§ Extracted data entries:
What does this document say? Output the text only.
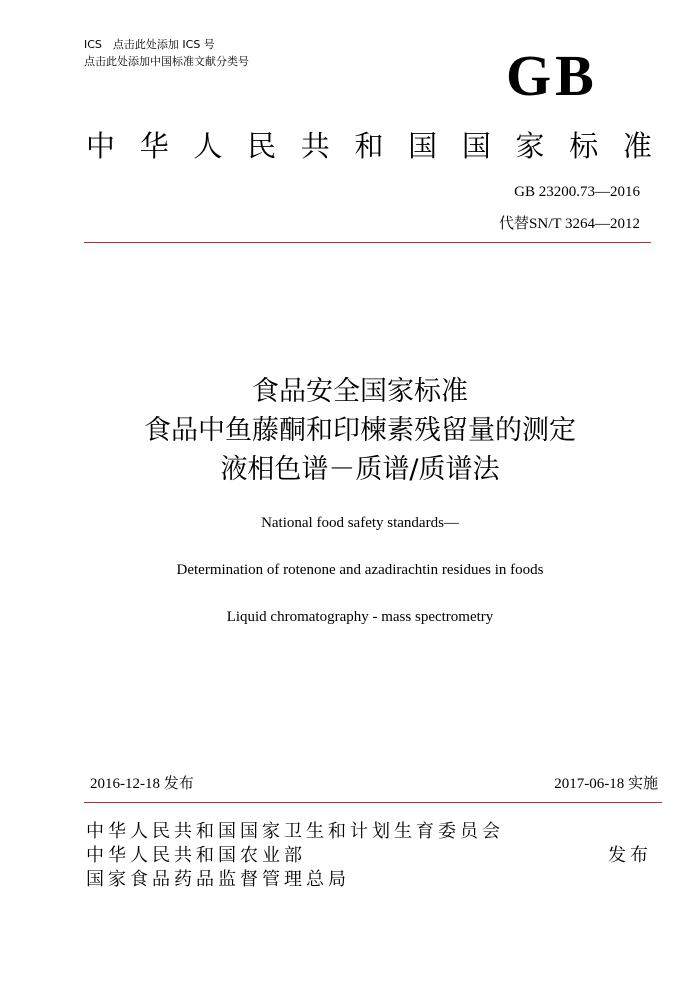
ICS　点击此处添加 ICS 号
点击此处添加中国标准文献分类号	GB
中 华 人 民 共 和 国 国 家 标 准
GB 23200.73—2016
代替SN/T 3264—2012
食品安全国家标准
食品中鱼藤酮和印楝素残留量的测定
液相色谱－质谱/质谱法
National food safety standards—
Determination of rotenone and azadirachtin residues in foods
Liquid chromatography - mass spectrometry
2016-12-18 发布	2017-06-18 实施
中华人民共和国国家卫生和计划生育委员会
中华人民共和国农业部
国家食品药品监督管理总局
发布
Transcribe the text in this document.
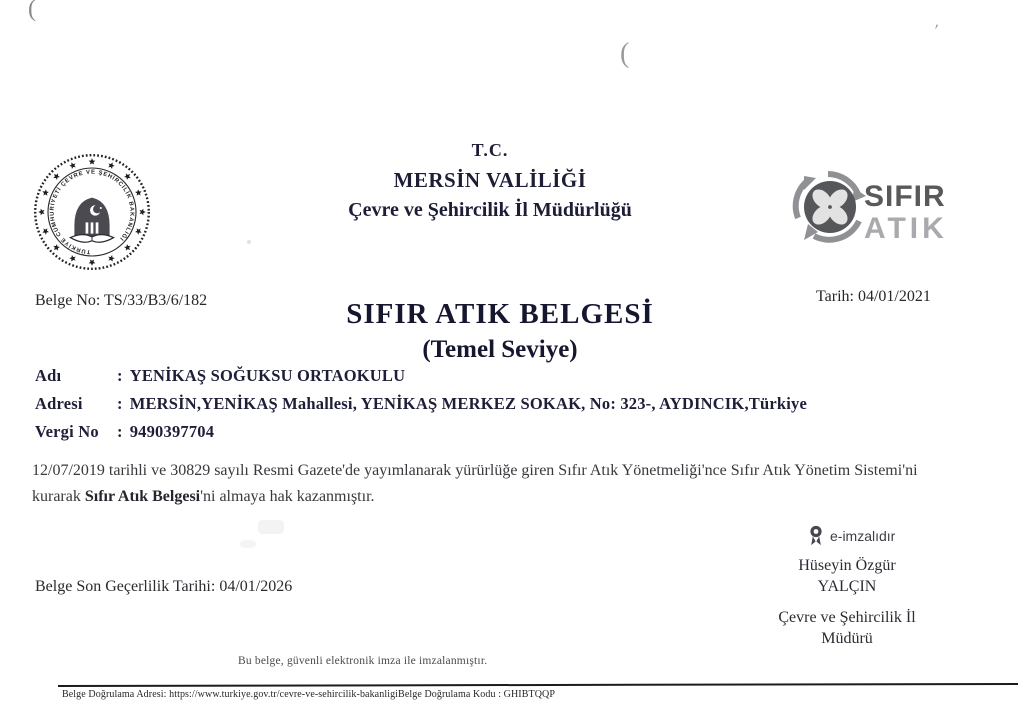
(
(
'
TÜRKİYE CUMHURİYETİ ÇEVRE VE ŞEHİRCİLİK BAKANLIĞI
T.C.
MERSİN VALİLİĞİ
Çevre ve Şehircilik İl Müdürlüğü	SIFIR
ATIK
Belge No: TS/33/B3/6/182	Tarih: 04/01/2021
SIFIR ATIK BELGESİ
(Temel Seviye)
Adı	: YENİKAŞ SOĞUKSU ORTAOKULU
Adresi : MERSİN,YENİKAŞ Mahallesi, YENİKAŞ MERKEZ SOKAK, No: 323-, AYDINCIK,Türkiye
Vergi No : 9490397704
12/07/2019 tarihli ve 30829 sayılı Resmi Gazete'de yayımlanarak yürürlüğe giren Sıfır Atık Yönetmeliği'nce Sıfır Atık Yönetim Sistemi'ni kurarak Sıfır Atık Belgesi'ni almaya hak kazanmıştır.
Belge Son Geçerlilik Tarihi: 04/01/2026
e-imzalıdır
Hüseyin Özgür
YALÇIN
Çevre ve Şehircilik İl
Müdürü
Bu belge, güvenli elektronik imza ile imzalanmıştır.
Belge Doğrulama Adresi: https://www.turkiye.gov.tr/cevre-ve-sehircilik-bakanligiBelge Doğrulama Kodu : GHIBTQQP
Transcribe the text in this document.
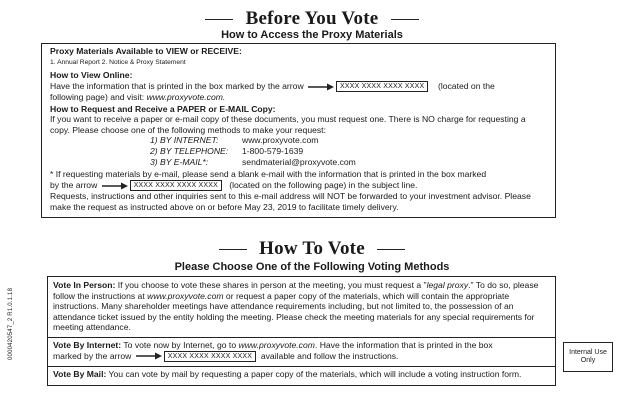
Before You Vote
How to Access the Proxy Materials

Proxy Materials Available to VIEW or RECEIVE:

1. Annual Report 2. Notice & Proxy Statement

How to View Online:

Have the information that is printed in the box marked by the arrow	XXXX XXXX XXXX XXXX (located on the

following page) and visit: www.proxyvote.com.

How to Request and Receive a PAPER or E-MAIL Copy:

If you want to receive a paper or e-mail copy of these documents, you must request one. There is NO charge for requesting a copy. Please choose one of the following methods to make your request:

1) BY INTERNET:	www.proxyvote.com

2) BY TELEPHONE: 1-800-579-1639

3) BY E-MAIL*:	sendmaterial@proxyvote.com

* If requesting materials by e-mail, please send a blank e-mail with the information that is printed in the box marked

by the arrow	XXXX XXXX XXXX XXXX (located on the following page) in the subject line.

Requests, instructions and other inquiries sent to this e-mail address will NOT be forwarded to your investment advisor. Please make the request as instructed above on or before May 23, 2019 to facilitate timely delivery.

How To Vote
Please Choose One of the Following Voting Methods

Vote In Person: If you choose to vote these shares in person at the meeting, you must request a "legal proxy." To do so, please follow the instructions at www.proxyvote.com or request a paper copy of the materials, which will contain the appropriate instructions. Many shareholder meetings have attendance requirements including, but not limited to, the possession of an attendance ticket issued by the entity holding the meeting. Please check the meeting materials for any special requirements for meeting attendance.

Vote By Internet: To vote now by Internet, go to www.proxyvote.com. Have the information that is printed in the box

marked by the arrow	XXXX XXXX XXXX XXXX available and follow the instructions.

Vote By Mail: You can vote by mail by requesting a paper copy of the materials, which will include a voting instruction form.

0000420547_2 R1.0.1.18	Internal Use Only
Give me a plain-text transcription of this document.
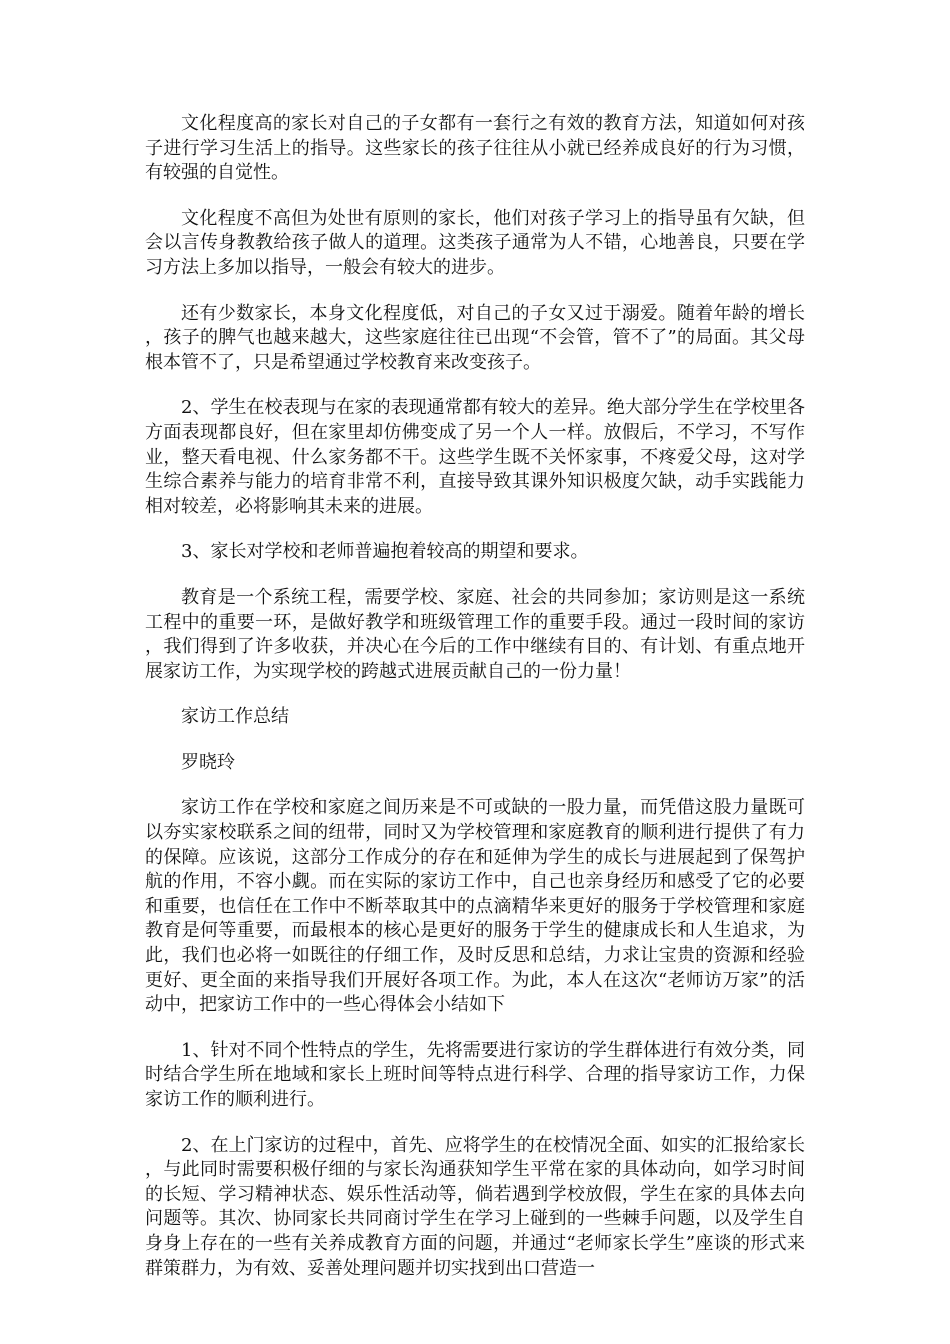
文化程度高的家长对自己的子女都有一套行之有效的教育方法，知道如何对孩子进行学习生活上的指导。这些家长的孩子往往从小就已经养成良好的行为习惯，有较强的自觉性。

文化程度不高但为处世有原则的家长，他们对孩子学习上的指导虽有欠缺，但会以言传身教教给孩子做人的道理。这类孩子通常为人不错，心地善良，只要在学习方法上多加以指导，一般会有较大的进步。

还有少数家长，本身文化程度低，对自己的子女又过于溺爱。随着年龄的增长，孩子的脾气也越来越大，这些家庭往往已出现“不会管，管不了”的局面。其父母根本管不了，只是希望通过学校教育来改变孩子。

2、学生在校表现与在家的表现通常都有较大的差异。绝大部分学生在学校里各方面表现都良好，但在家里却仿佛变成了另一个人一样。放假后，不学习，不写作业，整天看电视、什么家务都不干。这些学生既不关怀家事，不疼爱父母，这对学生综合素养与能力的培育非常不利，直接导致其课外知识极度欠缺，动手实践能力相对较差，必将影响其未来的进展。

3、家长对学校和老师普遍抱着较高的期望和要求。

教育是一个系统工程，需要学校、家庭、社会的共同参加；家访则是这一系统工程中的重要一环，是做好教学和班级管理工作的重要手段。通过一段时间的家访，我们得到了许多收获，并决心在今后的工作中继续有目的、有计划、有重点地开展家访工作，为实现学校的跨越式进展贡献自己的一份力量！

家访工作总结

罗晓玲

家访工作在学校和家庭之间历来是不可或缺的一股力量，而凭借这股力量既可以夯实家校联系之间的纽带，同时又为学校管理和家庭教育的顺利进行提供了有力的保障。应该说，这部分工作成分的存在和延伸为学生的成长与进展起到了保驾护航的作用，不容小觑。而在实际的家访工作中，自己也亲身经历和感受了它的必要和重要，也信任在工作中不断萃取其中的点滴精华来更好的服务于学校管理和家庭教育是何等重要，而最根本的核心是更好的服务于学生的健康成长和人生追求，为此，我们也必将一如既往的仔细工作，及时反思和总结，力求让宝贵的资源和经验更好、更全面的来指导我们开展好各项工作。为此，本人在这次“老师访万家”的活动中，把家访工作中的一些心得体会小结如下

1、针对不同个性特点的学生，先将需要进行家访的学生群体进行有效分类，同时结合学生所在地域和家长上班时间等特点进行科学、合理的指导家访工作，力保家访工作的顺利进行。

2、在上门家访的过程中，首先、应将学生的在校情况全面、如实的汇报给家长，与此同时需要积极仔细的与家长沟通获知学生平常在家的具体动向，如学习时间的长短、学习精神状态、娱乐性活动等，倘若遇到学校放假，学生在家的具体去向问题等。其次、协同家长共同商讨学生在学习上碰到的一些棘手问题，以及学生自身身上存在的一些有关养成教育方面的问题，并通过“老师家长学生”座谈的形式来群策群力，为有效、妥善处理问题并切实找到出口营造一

§ Problem description: Read through the data and copy every line where "this" shows up.

§ Final result:
What does this document say? Output the text only.
Transcribe the text in this document.
Transcribe the text in this document.
Requests, instructions and other inquiries sent to this e-mail address will NOT be forwarded to your investment advisor. Please make the request as instructed above on or before May 23, 2019 to facilitate timely delivery.
Give me a plain-text transcription of this document.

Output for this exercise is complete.